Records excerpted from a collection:
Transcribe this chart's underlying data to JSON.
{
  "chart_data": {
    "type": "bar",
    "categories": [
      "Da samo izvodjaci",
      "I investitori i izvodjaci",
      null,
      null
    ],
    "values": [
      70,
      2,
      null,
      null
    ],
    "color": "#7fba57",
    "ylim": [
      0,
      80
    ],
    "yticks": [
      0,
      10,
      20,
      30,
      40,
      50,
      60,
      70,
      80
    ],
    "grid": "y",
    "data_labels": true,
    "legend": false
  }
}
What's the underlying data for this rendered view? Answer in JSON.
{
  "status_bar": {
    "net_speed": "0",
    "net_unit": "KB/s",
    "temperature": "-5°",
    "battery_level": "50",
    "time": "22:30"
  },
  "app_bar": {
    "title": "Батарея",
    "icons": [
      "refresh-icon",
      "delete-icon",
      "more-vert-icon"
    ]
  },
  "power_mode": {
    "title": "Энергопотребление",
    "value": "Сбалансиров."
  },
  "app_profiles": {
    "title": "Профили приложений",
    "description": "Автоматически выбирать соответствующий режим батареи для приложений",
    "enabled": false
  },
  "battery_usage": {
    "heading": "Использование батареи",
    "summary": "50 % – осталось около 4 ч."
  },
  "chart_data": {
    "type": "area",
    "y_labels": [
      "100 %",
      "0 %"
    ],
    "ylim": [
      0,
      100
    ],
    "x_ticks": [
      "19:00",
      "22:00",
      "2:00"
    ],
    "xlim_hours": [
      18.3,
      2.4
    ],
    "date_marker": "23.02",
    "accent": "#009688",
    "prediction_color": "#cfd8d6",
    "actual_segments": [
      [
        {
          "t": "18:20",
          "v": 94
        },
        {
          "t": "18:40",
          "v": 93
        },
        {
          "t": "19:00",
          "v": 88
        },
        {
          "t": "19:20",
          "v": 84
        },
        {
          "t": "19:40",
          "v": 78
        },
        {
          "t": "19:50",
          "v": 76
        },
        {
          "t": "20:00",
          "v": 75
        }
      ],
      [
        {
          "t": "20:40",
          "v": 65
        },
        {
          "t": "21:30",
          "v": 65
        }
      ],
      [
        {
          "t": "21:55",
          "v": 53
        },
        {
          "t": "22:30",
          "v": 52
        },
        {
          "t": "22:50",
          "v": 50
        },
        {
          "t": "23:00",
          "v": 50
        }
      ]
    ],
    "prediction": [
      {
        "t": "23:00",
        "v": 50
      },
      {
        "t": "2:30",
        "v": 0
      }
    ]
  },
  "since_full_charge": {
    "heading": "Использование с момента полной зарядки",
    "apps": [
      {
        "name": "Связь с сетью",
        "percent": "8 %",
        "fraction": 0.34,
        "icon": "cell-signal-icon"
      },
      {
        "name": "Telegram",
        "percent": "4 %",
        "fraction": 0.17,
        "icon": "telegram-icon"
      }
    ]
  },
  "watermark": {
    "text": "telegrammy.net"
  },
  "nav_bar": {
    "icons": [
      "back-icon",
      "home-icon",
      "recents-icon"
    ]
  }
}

▸ GOAL OF THE EXERCISE: Output all of the material, please, exactly as it stands.

▸ FULL SOLUTION:
Transcribe this chart's underlying data to JSON.
{
  "chart_data": {
    "type": "bar",
    "categories": [
      "Da samo izvodjaci",
      "I investitori i izvodjaci",
      null,
      null
    ],
    "values": [
      70,
      2,
      null,
      null
    ],
    "color": "#7fba57",
    "ylim": [
      0,
      80
    ],
    "yticks": [
      0,
      10,
      20,
      30,
      40,
      50,
      60,
      70,
      80
    ],
    "grid": "y",
    "data_labels": true,
    "legend": false
  }
}
What's the underlying data for this rendered view? Answer in JSON.
{
  "status_bar": {
    "net_speed": "0",
    "net_unit": "KB/s",
    "temperature": "-5°",
    "battery_level": "50",
    "time": "22:30"
  },
  "app_bar": {
    "title": "Батарея",
    "icons": [
      "refresh-icon",
      "delete-icon",
      "more-vert-icon"
    ]
  },
  "power_mode": {
    "title": "Энергопотребление",
    "value": "Сбалансиров."
  },
  "app_profiles": {
    "title": "Профили приложений",
    "description": "Автоматически выбирать соответствующий режим батареи для приложений",
    "enabled": false
  },
  "battery_usage": {
    "heading": "Использование батареи",
    "summary": "50 % – осталось около 4 ч."
  },
  "chart_data": {
    "type": "area",
    "y_labels": [
      "100 %",
      "0 %"
    ],
    "ylim": [
      0,
      100
    ],
    "x_ticks": [
      "19:00",
      "22:00",
      "2:00"
    ],
    "xlim_hours": [
      18.3,
      2.4
    ],
    "date_marker": "23.02",
    "accent": "#009688",
    "prediction_color": "#cfd8d6",
    "actual_segments": [
      [
        {
          "t": "18:20",
          "v": 94
        },
        {
          "t": "18:40",
          "v": 93
        },
        {
          "t": "19:00",
          "v": 88
        },
        {
          "t": "19:20",
          "v": 84
        },
        {
          "t": "19:40",
          "v": 78
        },
        {
          "t": "19:50",
          "v": 76
        },
        {
          "t": "20:00",
          "v": 75
        }
      ],
      [
        {
          "t": "20:40",
          "v": 65
        },
        {
          "t": "21:30",
          "v": 65
        }
      ],
      [
        {
          "t": "21:55",
          "v": 53
        },
        {
          "t": "22:30",
          "v": 52
        },
        {
          "t": "22:50",
          "v": 50
        },
        {
          "t": "23:00",
          "v": 50
        }
      ]
    ],
    "prediction": [
      {
        "t": "23:00",
        "v": 50
      },
      {
        "t": "2:30",
        "v": 0
      }
    ]
  },
  "since_full_charge": {
    "heading": "Использование с момента полной зарядки",
    "apps": [
      {
        "name": "Связь с сетью",
        "percent": "8 %",
        "fraction": 0.34,
        "icon": "cell-signal-icon"
      },
      {
        "name": "Telegram",
        "percent": "4 %",
        "fraction": 0.17,
        "icon": "telegram-icon"
      }
    ]
  },
  "watermark": {
    "text": "telegrammy.net"
  },
  "nav_bar": {
    "icons": [
      "back-icon",
      "home-icon",
      "recents-icon"
    ]
  }
}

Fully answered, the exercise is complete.